## OBJECTIVE
Where does the string "JSON" appear in the records? Copy every line that contains it.

——————————

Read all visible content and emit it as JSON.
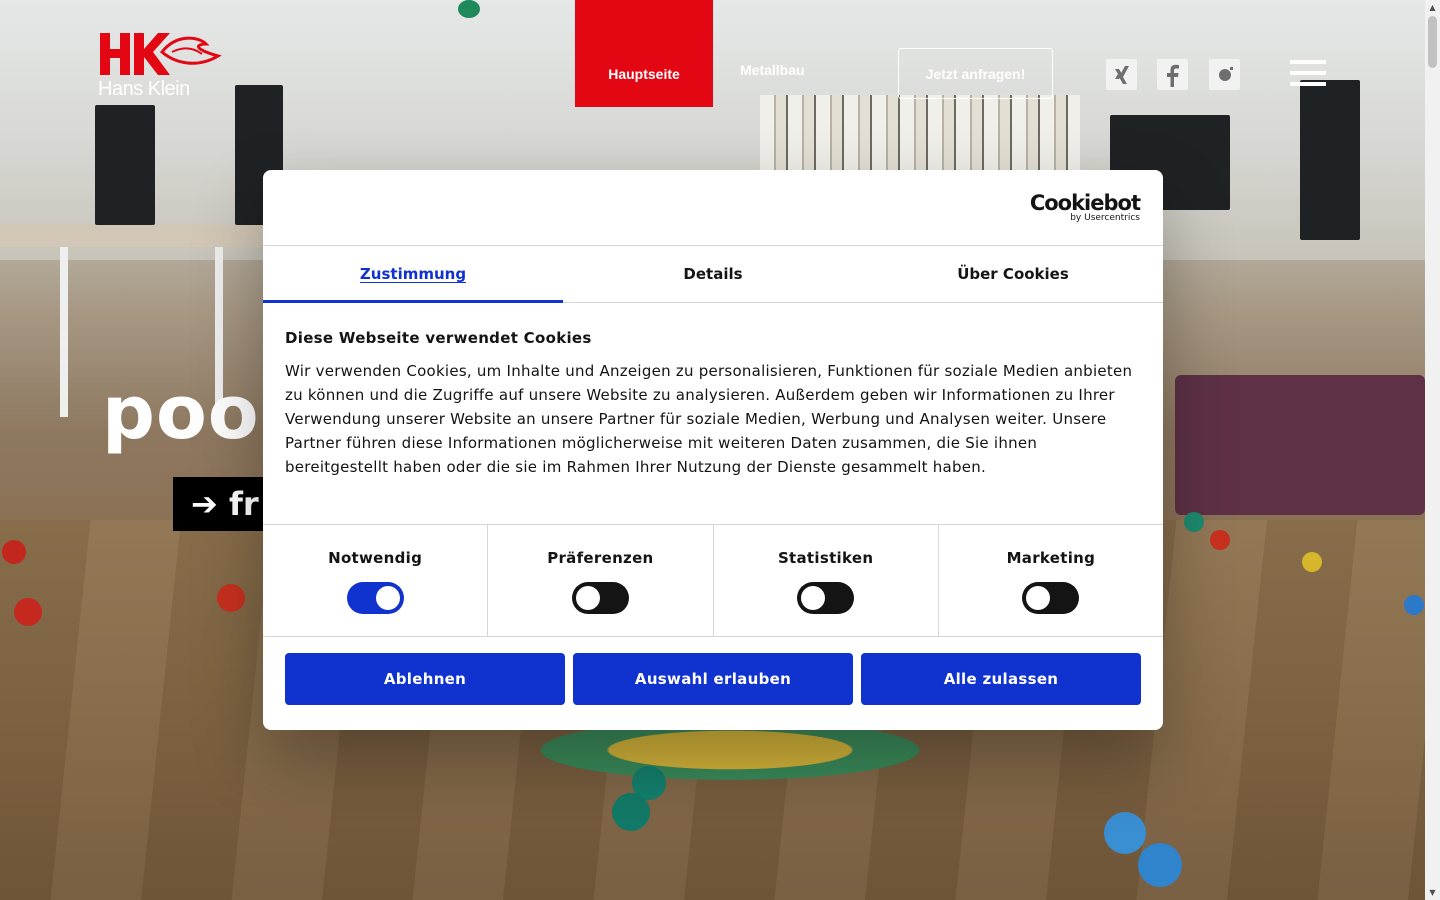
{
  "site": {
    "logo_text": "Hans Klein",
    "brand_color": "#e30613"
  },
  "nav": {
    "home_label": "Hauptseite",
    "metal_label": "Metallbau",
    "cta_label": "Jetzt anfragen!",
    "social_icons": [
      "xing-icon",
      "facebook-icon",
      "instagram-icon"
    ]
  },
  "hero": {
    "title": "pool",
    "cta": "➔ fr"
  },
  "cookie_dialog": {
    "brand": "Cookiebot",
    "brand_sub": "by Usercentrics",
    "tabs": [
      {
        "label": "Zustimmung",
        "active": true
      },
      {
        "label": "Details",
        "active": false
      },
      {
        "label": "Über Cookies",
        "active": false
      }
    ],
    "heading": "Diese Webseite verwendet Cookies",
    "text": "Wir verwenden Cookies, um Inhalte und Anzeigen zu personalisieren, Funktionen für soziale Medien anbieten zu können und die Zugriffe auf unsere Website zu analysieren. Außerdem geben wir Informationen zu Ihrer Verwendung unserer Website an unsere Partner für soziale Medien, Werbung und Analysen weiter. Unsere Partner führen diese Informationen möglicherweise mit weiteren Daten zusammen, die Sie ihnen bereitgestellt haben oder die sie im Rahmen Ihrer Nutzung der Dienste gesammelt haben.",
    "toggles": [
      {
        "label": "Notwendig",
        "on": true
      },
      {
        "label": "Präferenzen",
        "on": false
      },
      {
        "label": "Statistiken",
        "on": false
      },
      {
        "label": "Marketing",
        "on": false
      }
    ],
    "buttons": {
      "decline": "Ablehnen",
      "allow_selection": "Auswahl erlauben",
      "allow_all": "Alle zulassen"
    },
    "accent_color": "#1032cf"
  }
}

——————————

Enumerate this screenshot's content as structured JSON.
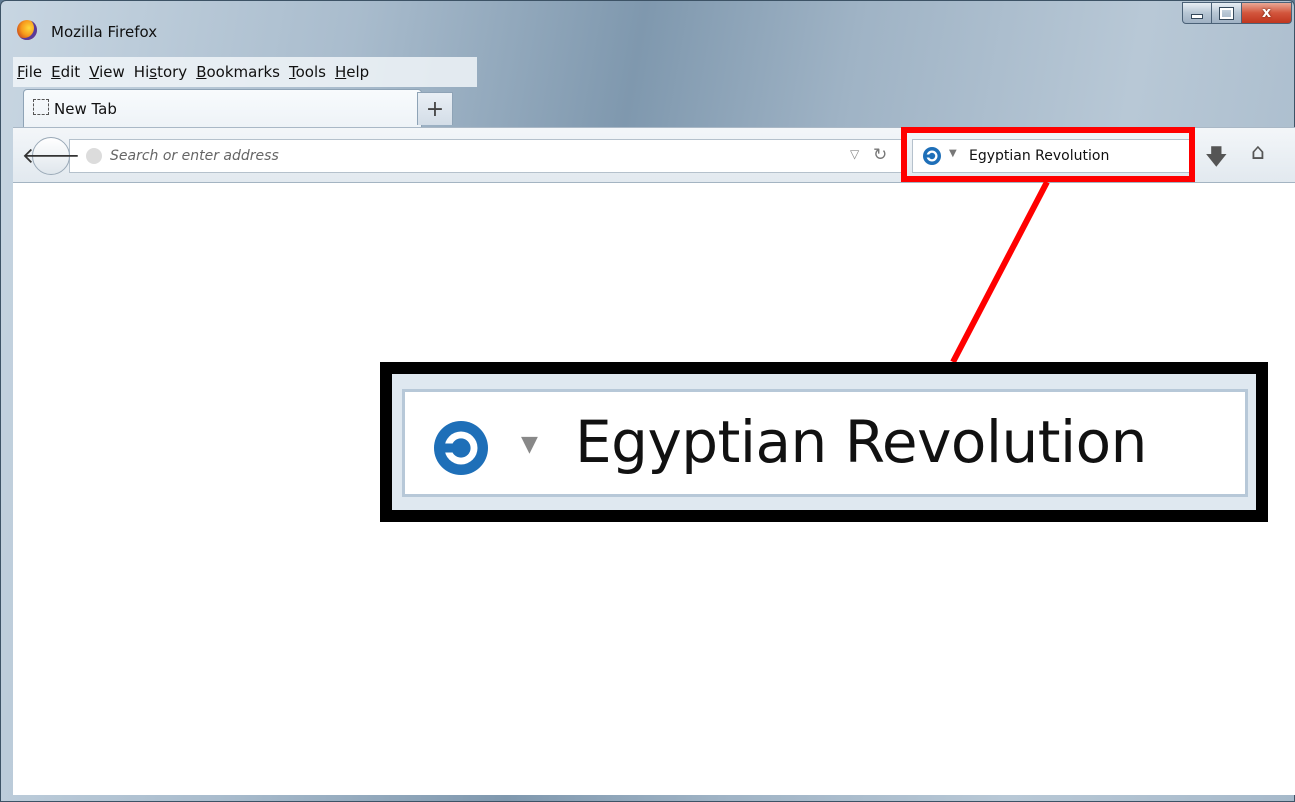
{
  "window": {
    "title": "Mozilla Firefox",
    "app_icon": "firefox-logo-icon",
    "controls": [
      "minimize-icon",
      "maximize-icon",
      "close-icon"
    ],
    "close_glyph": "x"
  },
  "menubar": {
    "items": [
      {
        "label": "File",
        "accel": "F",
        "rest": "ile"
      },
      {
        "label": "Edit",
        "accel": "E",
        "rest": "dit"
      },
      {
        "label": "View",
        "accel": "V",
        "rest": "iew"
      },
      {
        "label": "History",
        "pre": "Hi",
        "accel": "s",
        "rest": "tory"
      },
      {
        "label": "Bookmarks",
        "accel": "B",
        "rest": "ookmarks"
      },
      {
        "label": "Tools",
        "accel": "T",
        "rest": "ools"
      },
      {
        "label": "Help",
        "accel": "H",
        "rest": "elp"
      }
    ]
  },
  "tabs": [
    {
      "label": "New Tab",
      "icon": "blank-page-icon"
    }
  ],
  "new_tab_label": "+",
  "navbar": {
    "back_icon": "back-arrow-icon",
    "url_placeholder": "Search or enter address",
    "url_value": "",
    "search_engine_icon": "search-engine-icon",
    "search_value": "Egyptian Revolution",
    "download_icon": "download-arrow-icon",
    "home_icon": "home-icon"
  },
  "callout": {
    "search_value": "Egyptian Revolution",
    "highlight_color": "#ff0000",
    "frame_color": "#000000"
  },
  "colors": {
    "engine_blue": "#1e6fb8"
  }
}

——————————

## FULL SOLUTION
Read all visible content and emit it as JSON.
Enumerate this screenshot's content as structured JSON.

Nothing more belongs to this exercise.